▸ **REQUIRED TASK**: Check each line for the string "choice", then give only how many lines have it.

▸ **Data records**:

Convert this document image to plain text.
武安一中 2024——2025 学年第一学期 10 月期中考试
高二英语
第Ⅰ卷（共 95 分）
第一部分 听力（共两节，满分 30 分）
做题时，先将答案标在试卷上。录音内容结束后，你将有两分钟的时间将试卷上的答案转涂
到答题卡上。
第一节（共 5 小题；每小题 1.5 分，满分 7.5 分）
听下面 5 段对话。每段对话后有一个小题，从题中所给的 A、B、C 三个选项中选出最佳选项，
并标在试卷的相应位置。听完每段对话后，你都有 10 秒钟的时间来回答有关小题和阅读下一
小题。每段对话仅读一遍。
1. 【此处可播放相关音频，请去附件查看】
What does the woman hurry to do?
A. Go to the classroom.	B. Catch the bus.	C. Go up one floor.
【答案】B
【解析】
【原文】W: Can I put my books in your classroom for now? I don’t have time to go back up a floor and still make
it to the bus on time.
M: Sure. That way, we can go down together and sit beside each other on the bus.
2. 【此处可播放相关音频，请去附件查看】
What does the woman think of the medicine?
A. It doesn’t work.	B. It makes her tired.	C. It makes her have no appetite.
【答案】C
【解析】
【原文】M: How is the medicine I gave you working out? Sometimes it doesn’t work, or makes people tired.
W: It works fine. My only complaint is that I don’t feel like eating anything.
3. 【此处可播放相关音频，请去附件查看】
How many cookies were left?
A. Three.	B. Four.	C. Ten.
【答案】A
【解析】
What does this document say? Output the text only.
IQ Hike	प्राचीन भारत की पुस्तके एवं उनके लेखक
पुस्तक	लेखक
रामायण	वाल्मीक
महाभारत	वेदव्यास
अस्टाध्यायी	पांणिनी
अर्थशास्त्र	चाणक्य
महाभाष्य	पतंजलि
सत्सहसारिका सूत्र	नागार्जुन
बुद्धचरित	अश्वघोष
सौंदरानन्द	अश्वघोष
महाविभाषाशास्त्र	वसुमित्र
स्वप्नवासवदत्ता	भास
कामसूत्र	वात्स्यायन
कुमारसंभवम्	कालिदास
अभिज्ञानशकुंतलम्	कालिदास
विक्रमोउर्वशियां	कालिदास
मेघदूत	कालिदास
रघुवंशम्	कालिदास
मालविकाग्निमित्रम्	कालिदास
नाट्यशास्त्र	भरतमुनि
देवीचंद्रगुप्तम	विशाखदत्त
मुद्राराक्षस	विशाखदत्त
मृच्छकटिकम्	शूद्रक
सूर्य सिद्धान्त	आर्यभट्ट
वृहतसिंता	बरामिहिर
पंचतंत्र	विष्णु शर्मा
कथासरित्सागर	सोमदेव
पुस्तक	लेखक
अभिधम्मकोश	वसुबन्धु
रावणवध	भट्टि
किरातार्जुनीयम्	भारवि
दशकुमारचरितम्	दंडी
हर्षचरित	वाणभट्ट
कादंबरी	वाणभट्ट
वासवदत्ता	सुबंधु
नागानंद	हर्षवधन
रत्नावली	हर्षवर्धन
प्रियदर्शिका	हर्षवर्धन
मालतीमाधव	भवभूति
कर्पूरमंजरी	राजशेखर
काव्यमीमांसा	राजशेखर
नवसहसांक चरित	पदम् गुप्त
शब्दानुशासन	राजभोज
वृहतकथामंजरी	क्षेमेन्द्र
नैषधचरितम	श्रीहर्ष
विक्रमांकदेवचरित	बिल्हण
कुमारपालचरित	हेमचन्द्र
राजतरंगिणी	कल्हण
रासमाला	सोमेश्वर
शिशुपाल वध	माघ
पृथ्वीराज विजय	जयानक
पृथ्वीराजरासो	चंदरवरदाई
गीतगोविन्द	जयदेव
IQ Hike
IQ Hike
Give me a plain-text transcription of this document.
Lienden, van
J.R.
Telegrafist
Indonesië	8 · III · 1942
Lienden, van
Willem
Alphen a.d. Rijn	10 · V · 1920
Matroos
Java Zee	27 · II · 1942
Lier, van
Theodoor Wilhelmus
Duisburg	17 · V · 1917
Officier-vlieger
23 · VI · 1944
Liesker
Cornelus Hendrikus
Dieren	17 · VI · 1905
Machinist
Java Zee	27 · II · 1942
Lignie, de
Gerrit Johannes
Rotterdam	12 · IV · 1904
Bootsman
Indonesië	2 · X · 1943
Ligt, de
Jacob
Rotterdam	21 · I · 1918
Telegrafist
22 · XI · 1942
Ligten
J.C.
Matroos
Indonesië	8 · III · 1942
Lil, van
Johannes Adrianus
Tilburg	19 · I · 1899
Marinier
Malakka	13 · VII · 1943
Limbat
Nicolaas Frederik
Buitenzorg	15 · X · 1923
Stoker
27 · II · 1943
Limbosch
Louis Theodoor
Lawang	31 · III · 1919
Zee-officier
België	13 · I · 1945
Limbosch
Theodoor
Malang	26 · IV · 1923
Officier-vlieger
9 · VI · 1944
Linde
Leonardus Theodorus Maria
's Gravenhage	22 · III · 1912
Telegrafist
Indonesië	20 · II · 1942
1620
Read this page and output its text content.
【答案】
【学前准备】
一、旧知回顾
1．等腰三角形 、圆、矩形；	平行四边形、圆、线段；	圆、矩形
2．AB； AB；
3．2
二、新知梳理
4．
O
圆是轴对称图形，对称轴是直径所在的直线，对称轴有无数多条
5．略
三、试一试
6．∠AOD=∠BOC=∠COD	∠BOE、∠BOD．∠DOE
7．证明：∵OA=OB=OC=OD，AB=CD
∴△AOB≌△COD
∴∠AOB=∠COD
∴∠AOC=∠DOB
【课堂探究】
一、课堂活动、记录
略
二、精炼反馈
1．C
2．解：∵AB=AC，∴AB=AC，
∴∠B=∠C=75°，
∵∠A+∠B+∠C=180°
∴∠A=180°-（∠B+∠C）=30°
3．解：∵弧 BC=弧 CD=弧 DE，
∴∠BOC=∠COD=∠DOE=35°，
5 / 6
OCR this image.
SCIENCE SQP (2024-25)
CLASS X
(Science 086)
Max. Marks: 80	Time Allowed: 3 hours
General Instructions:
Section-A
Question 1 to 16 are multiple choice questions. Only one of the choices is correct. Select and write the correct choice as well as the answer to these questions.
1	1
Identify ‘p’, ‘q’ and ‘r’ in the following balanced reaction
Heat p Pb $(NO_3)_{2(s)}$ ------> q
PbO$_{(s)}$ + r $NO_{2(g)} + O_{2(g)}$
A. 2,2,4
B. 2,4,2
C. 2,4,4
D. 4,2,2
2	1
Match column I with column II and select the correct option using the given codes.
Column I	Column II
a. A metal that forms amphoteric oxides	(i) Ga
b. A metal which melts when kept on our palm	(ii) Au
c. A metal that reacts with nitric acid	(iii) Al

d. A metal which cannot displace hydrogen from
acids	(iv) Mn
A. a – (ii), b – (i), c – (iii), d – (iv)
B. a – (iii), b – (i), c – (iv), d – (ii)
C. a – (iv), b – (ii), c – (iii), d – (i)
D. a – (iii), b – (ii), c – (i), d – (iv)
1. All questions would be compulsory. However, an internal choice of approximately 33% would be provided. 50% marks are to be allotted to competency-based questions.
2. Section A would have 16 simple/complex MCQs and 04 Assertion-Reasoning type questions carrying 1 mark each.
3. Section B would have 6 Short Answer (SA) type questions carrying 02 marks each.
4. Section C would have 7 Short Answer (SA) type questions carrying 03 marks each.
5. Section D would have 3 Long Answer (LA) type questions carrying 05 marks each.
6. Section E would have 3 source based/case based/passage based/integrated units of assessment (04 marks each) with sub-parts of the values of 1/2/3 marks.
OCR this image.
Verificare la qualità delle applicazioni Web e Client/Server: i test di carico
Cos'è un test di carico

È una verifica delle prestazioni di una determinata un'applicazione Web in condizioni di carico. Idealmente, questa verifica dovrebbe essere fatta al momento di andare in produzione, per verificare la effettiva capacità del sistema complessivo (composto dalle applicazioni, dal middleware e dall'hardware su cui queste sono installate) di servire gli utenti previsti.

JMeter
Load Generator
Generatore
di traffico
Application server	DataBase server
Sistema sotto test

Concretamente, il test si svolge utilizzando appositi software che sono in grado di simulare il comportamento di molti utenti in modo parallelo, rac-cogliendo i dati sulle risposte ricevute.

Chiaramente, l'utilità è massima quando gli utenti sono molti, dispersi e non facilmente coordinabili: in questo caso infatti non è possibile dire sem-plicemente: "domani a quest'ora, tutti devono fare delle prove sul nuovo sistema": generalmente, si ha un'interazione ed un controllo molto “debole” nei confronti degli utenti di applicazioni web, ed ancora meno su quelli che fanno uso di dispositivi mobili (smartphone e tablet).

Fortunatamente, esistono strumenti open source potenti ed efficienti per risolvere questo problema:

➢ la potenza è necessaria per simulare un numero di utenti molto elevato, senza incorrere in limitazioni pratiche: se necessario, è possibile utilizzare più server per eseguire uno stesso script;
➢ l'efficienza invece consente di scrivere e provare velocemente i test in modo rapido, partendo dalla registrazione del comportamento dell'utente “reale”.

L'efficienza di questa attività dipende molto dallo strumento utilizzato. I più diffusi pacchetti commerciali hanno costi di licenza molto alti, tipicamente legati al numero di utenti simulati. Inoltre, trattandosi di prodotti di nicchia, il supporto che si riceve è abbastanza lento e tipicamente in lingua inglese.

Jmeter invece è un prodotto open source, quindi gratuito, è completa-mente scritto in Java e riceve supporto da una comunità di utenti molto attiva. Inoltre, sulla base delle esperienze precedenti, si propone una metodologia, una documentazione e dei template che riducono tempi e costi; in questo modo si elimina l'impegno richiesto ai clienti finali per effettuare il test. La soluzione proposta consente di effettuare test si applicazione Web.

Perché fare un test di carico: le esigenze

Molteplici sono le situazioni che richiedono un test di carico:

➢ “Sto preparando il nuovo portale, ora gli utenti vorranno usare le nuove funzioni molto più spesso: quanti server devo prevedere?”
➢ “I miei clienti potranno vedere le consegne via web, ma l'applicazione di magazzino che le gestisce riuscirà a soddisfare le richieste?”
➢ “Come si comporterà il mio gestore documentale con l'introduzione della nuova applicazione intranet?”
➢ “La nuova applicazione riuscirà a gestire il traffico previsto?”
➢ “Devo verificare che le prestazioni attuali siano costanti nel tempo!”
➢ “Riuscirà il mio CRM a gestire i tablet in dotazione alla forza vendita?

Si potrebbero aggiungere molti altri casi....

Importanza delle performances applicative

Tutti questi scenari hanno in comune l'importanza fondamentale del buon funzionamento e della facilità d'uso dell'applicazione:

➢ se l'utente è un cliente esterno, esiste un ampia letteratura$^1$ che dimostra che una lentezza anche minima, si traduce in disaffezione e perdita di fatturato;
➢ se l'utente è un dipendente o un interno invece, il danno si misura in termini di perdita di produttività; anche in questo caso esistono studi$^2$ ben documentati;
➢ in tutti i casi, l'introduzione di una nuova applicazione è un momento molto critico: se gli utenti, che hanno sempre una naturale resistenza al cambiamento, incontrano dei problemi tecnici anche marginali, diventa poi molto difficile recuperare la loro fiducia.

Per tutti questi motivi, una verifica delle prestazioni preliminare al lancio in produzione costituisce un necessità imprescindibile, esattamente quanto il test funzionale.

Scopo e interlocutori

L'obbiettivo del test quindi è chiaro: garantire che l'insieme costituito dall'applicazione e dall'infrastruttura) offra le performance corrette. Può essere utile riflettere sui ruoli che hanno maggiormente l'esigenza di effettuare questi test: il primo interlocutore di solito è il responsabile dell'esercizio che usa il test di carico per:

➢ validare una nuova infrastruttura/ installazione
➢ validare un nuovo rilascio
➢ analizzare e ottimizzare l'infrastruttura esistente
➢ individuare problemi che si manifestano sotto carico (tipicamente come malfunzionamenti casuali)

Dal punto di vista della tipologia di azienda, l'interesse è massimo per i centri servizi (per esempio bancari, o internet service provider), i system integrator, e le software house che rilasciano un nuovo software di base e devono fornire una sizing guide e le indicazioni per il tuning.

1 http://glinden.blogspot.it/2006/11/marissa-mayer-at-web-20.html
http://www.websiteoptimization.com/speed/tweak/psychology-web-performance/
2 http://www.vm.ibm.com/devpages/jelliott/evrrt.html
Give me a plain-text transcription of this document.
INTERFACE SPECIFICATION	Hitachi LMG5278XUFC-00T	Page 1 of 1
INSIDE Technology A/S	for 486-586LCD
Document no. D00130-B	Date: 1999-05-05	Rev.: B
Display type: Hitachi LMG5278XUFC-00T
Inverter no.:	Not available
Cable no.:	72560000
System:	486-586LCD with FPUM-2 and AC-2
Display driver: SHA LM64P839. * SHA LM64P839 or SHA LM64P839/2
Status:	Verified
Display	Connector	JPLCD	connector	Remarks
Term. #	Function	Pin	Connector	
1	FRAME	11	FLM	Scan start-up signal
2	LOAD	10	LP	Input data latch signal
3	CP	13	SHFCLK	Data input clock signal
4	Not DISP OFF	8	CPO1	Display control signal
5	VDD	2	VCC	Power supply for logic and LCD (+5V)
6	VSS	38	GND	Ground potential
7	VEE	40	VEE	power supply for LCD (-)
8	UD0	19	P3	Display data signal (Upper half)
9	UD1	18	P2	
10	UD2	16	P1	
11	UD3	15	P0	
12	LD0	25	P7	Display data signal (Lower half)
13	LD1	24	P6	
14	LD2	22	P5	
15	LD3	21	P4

▸ **WRITTEN ANSWER**: 2